[Source material]:
--- Begin ---

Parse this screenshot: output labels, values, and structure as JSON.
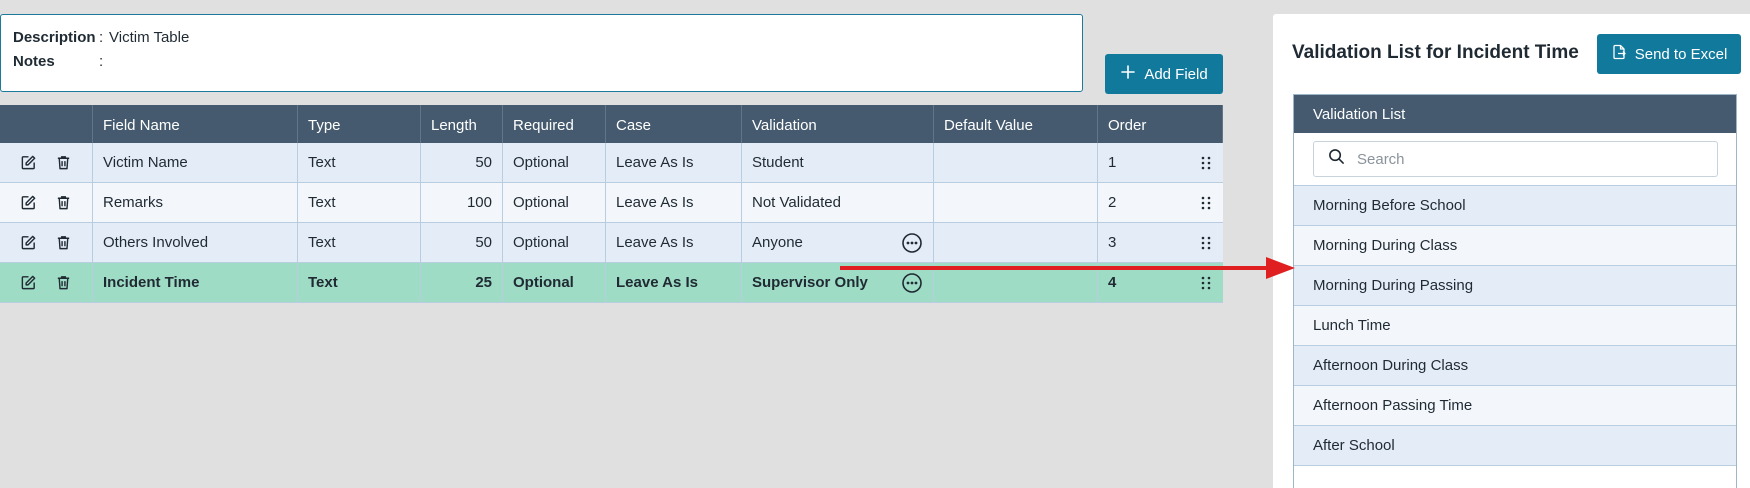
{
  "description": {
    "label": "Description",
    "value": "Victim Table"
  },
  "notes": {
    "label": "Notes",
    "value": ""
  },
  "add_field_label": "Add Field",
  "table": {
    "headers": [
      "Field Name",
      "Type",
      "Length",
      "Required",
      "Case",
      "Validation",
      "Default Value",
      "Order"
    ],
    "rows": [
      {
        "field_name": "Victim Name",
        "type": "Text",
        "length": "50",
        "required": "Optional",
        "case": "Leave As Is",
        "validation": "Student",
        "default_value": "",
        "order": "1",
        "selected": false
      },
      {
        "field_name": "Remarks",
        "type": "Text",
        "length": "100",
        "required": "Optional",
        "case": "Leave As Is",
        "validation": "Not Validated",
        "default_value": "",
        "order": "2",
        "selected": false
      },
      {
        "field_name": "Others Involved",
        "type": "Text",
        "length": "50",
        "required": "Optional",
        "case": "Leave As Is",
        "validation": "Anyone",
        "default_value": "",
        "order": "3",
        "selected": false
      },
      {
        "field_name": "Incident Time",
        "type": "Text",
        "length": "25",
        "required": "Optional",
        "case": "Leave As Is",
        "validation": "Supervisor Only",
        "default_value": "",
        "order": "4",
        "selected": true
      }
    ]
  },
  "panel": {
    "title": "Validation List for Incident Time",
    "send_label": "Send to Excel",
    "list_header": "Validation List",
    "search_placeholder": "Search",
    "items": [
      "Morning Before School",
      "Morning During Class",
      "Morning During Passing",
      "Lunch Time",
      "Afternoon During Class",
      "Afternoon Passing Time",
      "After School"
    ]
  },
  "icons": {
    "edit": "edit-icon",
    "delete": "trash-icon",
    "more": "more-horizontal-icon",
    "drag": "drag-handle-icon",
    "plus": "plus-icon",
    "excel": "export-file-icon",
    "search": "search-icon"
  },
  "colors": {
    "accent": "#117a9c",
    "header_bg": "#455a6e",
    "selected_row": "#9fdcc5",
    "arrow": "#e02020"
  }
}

--- End ---

[Task to complete]:
Reproduce each line of the records exactly, and omit every picture.

[Answer below]:
Parse this screenshot: output labels, values, and structure as JSON.
{
  "description": {
    "label": "Description",
    "value": "Victim Table"
  },
  "notes": {
    "label": "Notes",
    "value": ""
  },
  "add_field_label": "Add Field",
  "table": {
    "headers": [
      "Field Name",
      "Type",
      "Length",
      "Required",
      "Case",
      "Validation",
      "Default Value",
      "Order"
    ],
    "rows": [
      {
        "field_name": "Victim Name",
        "type": "Text",
        "length": "50",
        "required": "Optional",
        "case": "Leave As Is",
        "validation": "Student",
        "default_value": "",
        "order": "1",
        "selected": false
      },
      {
        "field_name": "Remarks",
        "type": "Text",
        "length": "100",
        "required": "Optional",
        "case": "Leave As Is",
        "validation": "Not Validated",
        "default_value": "",
        "order": "2",
        "selected": false
      },
      {
        "field_name": "Others Involved",
        "type": "Text",
        "length": "50",
        "required": "Optional",
        "case": "Leave As Is",
        "validation": "Anyone",
        "default_value": "",
        "order": "3",
        "selected": false
      },
      {
        "field_name": "Incident Time",
        "type": "Text",
        "length": "25",
        "required": "Optional",
        "case": "Leave As Is",
        "validation": "Supervisor Only",
        "default_value": "",
        "order": "4",
        "selected": true
      }
    ]
  },
  "panel": {
    "title": "Validation List for Incident Time",
    "send_label": "Send to Excel",
    "list_header": "Validation List",
    "search_placeholder": "Search",
    "items": [
      "Morning Before School",
      "Morning During Class",
      "Morning During Passing",
      "Lunch Time",
      "Afternoon During Class",
      "Afternoon Passing Time",
      "After School"
    ]
  },
  "icons": {
    "edit": "edit-icon",
    "delete": "trash-icon",
    "more": "more-horizontal-icon",
    "drag": "drag-handle-icon",
    "plus": "plus-icon",
    "excel": "export-file-icon",
    "search": "search-icon"
  },
  "colors": {
    "accent": "#117a9c",
    "header_bg": "#455a6e",
    "selected_row": "#9fdcc5",
    "arrow": "#e02020"
  }
}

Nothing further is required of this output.